Records shown
** Begin **
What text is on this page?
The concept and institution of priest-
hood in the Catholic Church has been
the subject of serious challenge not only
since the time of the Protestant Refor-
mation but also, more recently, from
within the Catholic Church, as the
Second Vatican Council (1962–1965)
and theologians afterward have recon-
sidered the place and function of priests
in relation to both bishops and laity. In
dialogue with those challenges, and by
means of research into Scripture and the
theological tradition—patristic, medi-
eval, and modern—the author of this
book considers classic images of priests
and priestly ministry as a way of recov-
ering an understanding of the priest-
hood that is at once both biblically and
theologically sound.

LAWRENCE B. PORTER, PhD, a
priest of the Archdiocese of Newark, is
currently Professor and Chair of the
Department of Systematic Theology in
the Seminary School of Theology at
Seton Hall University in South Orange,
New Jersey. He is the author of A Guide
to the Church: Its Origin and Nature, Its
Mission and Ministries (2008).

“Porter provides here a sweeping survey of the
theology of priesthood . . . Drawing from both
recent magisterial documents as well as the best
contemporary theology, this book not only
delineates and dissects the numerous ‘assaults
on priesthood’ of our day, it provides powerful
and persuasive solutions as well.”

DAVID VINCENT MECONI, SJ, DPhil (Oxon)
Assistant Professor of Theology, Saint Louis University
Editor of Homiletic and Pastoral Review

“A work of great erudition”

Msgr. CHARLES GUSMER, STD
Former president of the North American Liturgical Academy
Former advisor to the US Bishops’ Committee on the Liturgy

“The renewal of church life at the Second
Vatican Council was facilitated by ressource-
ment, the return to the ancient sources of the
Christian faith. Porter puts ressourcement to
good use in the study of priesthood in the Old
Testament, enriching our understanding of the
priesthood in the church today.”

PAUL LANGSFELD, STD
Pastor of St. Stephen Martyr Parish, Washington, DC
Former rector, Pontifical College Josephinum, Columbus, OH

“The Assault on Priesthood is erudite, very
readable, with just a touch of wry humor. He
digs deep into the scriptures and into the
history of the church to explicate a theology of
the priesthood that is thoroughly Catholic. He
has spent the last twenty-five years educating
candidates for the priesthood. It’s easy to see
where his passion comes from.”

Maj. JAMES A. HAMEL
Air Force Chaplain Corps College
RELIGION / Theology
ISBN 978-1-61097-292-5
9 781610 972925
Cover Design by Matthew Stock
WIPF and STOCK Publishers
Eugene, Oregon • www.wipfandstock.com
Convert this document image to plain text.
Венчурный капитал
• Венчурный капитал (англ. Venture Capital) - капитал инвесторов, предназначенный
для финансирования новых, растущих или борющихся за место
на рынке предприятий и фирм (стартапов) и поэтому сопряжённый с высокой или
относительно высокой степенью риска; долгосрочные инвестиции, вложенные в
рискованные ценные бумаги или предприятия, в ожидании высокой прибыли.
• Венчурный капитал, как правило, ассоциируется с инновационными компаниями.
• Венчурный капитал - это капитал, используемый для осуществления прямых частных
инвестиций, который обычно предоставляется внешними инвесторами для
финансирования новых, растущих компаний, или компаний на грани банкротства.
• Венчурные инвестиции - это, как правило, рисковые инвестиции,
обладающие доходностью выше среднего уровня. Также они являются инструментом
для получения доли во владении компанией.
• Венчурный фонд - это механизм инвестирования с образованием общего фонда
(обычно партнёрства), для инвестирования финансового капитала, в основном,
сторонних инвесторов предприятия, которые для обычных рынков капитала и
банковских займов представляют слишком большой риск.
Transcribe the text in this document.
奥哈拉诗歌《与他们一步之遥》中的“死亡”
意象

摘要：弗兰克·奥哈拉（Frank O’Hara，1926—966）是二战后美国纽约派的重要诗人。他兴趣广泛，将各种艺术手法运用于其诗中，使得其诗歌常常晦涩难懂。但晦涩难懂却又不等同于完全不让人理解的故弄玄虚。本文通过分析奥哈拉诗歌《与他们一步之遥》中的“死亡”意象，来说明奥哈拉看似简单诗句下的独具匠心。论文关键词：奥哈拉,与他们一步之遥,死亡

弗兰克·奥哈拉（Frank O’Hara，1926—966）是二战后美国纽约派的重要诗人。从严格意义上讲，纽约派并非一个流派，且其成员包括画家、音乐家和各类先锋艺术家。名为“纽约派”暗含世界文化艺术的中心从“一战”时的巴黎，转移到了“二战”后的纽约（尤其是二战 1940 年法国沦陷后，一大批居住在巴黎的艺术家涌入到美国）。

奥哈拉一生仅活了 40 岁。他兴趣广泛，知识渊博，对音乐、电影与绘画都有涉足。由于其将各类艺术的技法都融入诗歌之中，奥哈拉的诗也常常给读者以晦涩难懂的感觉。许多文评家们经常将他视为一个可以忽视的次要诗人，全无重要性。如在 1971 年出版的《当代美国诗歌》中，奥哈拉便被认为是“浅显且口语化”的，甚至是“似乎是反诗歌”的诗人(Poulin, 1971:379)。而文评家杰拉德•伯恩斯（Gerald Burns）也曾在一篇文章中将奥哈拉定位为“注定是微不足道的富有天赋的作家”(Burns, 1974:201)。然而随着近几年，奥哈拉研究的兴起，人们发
** End **
Written instruction
Copy every line in the records above that contains the word "provides".

Written answer
“Porter provides here a sweeping survey of the
on priesthood’ of our day, it provides powerful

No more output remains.